BEGIN INPUT MATERIAL
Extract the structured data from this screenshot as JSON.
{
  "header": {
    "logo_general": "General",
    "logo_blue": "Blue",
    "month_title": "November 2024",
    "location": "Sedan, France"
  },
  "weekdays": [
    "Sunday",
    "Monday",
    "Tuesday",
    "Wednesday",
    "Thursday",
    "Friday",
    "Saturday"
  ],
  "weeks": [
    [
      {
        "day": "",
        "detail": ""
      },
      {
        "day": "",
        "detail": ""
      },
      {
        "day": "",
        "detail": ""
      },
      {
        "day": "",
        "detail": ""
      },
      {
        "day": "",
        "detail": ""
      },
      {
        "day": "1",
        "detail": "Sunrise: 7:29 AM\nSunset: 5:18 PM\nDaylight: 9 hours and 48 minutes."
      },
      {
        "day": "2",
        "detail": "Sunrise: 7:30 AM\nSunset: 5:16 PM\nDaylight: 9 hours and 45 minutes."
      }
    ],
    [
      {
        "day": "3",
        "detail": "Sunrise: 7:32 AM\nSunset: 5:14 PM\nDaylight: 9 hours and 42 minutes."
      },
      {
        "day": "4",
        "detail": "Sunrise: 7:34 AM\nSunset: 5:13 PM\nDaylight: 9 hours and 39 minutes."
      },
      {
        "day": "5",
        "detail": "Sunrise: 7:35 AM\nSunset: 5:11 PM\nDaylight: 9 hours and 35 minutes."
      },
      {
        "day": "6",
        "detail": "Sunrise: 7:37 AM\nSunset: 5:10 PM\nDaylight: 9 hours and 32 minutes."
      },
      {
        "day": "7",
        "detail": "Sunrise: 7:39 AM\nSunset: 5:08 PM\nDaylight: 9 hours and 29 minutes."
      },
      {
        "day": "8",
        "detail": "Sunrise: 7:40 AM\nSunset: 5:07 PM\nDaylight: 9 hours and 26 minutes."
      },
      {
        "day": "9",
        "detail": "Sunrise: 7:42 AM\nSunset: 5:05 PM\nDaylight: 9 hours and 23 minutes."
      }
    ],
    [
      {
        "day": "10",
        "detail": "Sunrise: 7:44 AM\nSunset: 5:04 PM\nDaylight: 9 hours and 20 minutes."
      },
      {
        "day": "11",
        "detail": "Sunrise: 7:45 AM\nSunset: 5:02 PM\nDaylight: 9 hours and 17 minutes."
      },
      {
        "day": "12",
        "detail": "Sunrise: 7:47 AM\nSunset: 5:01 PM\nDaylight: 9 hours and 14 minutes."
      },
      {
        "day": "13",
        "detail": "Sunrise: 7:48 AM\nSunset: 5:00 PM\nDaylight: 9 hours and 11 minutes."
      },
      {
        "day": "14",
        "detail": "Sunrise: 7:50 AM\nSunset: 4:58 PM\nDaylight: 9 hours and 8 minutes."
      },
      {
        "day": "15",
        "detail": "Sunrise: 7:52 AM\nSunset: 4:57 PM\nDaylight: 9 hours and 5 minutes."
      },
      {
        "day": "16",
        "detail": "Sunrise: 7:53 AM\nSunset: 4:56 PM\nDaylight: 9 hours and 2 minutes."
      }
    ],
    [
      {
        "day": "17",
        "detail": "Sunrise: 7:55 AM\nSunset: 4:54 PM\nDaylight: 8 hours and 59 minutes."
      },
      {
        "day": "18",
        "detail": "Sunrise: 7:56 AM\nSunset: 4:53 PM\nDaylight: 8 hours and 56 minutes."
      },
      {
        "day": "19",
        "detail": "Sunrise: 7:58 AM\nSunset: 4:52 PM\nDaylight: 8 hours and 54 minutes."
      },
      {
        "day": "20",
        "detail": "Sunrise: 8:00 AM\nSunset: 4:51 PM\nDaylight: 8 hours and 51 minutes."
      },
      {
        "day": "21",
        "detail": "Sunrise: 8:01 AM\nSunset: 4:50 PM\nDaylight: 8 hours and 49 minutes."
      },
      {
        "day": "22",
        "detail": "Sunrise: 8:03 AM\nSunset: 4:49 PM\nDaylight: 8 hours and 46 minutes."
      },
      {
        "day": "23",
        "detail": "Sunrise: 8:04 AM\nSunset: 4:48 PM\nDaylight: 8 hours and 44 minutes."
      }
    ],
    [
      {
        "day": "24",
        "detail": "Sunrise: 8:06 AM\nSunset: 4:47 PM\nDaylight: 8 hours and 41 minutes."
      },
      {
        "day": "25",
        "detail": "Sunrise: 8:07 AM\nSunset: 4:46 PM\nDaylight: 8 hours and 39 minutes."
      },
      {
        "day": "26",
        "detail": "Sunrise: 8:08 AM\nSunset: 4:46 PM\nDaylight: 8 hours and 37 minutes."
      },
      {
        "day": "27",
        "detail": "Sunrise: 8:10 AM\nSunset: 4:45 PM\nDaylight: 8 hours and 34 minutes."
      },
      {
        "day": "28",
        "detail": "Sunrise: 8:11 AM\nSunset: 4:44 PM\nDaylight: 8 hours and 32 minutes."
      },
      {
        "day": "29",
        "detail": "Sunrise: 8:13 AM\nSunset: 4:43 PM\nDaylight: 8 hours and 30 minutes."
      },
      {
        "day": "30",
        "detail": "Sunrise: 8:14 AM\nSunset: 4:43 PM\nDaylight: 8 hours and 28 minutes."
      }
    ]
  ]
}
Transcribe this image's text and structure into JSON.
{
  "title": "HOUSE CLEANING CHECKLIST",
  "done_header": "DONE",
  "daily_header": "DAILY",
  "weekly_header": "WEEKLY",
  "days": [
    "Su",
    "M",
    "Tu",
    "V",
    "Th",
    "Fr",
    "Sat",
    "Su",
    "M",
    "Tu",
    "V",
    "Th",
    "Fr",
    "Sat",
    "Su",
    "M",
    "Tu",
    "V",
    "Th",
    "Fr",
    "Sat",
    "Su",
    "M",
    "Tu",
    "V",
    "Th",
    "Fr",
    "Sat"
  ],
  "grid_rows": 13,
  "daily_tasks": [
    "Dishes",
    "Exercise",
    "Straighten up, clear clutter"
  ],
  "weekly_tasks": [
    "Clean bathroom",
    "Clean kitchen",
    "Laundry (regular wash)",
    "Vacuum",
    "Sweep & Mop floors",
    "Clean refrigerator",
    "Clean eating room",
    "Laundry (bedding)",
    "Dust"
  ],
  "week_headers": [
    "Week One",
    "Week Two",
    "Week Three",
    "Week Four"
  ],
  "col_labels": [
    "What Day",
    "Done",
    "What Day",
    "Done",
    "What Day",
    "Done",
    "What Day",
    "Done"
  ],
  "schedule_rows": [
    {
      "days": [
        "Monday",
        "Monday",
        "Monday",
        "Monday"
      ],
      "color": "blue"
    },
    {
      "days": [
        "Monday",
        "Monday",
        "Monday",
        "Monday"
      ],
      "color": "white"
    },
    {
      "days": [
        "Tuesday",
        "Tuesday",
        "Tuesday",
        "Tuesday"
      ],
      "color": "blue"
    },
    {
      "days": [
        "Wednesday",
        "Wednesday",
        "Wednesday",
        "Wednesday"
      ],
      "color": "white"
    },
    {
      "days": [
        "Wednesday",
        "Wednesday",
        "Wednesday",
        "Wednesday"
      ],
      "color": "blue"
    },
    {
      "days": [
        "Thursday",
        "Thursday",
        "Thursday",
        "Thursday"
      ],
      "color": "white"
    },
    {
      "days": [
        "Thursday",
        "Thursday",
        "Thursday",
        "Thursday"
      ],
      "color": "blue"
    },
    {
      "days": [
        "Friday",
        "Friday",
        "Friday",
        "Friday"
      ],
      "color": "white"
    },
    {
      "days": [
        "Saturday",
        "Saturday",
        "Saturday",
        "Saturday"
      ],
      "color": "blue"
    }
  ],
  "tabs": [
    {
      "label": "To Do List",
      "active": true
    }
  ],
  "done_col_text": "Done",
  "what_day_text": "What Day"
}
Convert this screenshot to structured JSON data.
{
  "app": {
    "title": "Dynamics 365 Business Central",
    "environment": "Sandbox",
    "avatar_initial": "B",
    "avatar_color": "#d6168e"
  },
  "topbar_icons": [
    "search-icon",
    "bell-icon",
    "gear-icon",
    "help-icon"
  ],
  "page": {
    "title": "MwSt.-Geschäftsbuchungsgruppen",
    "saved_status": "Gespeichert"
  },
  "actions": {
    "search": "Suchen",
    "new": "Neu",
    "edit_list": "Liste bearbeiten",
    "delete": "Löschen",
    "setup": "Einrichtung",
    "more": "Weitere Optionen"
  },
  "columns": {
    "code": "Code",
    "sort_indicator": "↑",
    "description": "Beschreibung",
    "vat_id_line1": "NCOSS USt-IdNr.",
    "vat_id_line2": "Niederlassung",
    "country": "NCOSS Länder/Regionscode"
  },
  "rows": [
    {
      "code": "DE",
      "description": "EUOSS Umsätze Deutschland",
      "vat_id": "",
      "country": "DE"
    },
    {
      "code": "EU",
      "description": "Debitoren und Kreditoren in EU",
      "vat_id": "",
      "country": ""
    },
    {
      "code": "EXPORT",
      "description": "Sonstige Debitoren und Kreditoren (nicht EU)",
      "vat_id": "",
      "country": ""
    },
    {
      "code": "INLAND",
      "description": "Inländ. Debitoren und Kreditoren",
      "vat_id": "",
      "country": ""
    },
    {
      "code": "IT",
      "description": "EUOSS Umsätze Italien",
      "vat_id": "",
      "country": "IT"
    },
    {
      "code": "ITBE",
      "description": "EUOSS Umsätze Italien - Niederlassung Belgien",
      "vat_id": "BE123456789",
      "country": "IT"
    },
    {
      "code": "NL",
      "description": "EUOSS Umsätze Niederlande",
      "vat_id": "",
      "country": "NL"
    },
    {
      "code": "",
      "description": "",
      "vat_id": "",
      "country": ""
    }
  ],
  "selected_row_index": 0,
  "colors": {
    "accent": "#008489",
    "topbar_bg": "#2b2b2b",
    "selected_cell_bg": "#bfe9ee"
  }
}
END INPUT MATERIAL
=== THE PROBLEM ===
Of the lines above, how many contain the string "screenshot"? Only the number is required.

=== FINISHED TASK ===
2